• **WHAT YOU HAVE TO DO**
Make a verbatim copy of the entries below; pictures stay out.
[start EXERCISE INPUTS]
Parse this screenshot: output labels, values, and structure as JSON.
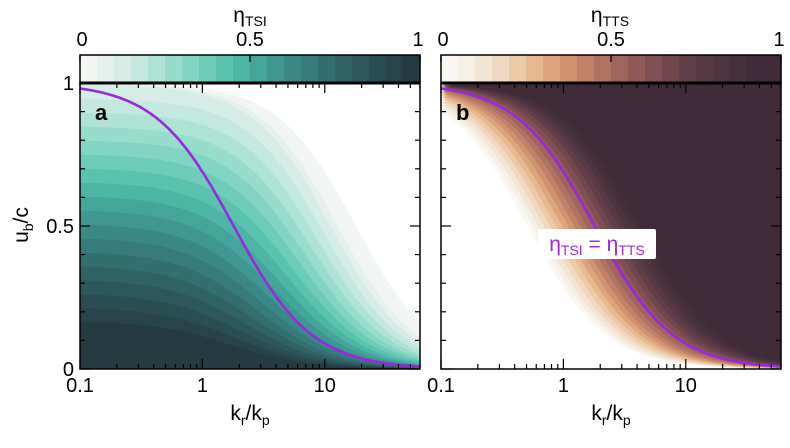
{
  "chart_data": [
    {
      "type": "contour",
      "panel_label": "a",
      "colorbar": {
        "label_base": "η",
        "label_sub": "TSI",
        "ticks": [
          {
            "value": 0,
            "label": "0"
          },
          {
            "value": 0.5,
            "label": "0.5"
          },
          {
            "value": 1,
            "label": "1"
          }
        ],
        "range": [
          0,
          1
        ],
        "colors": [
          "#f1f6f2",
          "#e5f1ec",
          "#d5ede6",
          "#c2e8df",
          "#aee3d6",
          "#98ddcc",
          "#82d5c2",
          "#6dccb8",
          "#5bc2ae",
          "#4db5a4",
          "#44a69b",
          "#3f9791",
          "#3b8987",
          "#377b7c",
          "#336e71",
          "#306266",
          "#2d575c",
          "#2a4d53",
          "#27444a",
          "#243b42"
        ]
      },
      "xlabel_base": "k",
      "xlabel_sub1": "r",
      "xlabel_sub2": "p",
      "ylabel_base": "u",
      "ylabel_sub": "b",
      "ylabel_suffix": "/c",
      "xscale": "log",
      "xlim": [
        0.1,
        60
      ],
      "ylim": [
        0,
        1
      ],
      "xticks": [
        {
          "value": 0.1,
          "label": "0.1"
        },
        {
          "value": 1,
          "label": "1"
        },
        {
          "value": 10,
          "label": "10"
        }
      ],
      "yticks": [
        {
          "value": 0,
          "label": "0"
        },
        {
          "value": 0.5,
          "label": "0.5"
        },
        {
          "value": 1,
          "label": "1"
        }
      ],
      "boundary_curve": {
        "name": "η_TSI = η_TTS",
        "color": "#9b27e0",
        "x_mid": 1.8,
        "log_width": 0.32
      }
    },
    {
      "type": "contour",
      "panel_label": "b",
      "colorbar": {
        "label_base": "η",
        "label_sub": "TTS",
        "ticks": [
          {
            "value": 0,
            "label": "0"
          },
          {
            "value": 0.5,
            "label": "0.5"
          },
          {
            "value": 1,
            "label": "1"
          }
        ],
        "range": [
          0,
          1
        ],
        "colors": [
          "#faf7f2",
          "#f6efe4",
          "#f2e5d3",
          "#efd8bf",
          "#eccaa8",
          "#e6b990",
          "#dda57d",
          "#d0926f",
          "#c18167",
          "#b07262",
          "#a0655d",
          "#8f5a58",
          "#7f5053",
          "#6f474d",
          "#613f48",
          "#573944",
          "#4e3440",
          "#472f3c",
          "#432c39",
          "#412b38"
        ]
      },
      "xlabel_base": "k",
      "xlabel_sub1": "r",
      "xlabel_sub2": "p",
      "xscale": "log",
      "xlim": [
        0.1,
        60
      ],
      "ylim": [
        0,
        1
      ],
      "xticks": [
        {
          "value": 0.1,
          "label": "0.1"
        },
        {
          "value": 1,
          "label": "1"
        },
        {
          "value": 10,
          "label": "10"
        }
      ],
      "boundary_curve": {
        "name": "η_TSI = η_TTS",
        "color": "#9b27e0",
        "x_mid": 1.8,
        "log_width": 0.32
      },
      "annotation": {
        "base": "η",
        "sub1": "TSI",
        "eq": " = ",
        "sub2": "TTS",
        "text": "ηTSI = ηTTS",
        "color": "#9b27e0"
      }
    }
  ]
}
[end EXERCISE INPUTS]
• **SOLUTION FOR THIS PROBLEM**
Parse this screenshot: output labels, values, and structure as JSON.
{
  "chart_data": [
    {
      "type": "contour",
      "panel_label": "a",
      "colorbar": {
        "label_base": "η",
        "label_sub": "TSI",
        "ticks": [
          {
            "value": 0,
            "label": "0"
          },
          {
            "value": 0.5,
            "label": "0.5"
          },
          {
            "value": 1,
            "label": "1"
          }
        ],
        "range": [
          0,
          1
        ],
        "colors": [
          "#f1f6f2",
          "#e5f1ec",
          "#d5ede6",
          "#c2e8df",
          "#aee3d6",
          "#98ddcc",
          "#82d5c2",
          "#6dccb8",
          "#5bc2ae",
          "#4db5a4",
          "#44a69b",
          "#3f9791",
          "#3b8987",
          "#377b7c",
          "#336e71",
          "#306266",
          "#2d575c",
          "#2a4d53",
          "#27444a",
          "#243b42"
        ]
      },
      "xlabel_base": "k",
      "xlabel_sub1": "r",
      "xlabel_sub2": "p",
      "ylabel_base": "u",
      "ylabel_sub": "b",
      "ylabel_suffix": "/c",
      "xscale": "log",
      "xlim": [
        0.1,
        60
      ],
      "ylim": [
        0,
        1
      ],
      "xticks": [
        {
          "value": 0.1,
          "label": "0.1"
        },
        {
          "value": 1,
          "label": "1"
        },
        {
          "value": 10,
          "label": "10"
        }
      ],
      "yticks": [
        {
          "value": 0,
          "label": "0"
        },
        {
          "value": 0.5,
          "label": "0.5"
        },
        {
          "value": 1,
          "label": "1"
        }
      ],
      "boundary_curve": {
        "name": "η_TSI = η_TTS",
        "color": "#9b27e0",
        "x_mid": 1.8,
        "log_width": 0.32
      }
    },
    {
      "type": "contour",
      "panel_label": "b",
      "colorbar": {
        "label_base": "η",
        "label_sub": "TTS",
        "ticks": [
          {
            "value": 0,
            "label": "0"
          },
          {
            "value": 0.5,
            "label": "0.5"
          },
          {
            "value": 1,
            "label": "1"
          }
        ],
        "range": [
          0,
          1
        ],
        "colors": [
          "#faf7f2",
          "#f6efe4",
          "#f2e5d3",
          "#efd8bf",
          "#eccaa8",
          "#e6b990",
          "#dda57d",
          "#d0926f",
          "#c18167",
          "#b07262",
          "#a0655d",
          "#8f5a58",
          "#7f5053",
          "#6f474d",
          "#613f48",
          "#573944",
          "#4e3440",
          "#472f3c",
          "#432c39",
          "#412b38"
        ]
      },
      "xlabel_base": "k",
      "xlabel_sub1": "r",
      "xlabel_sub2": "p",
      "xscale": "log",
      "xlim": [
        0.1,
        60
      ],
      "ylim": [
        0,
        1
      ],
      "xticks": [
        {
          "value": 0.1,
          "label": "0.1"
        },
        {
          "value": 1,
          "label": "1"
        },
        {
          "value": 10,
          "label": "10"
        }
      ],
      "boundary_curve": {
        "name": "η_TSI = η_TTS",
        "color": "#9b27e0",
        "x_mid": 1.8,
        "log_width": 0.32
      },
      "annotation": {
        "base": "η",
        "sub1": "TSI",
        "eq": " = ",
        "sub2": "TTS",
        "text": "ηTSI = ηTTS",
        "color": "#9b27e0"
      }
    }
  ]
}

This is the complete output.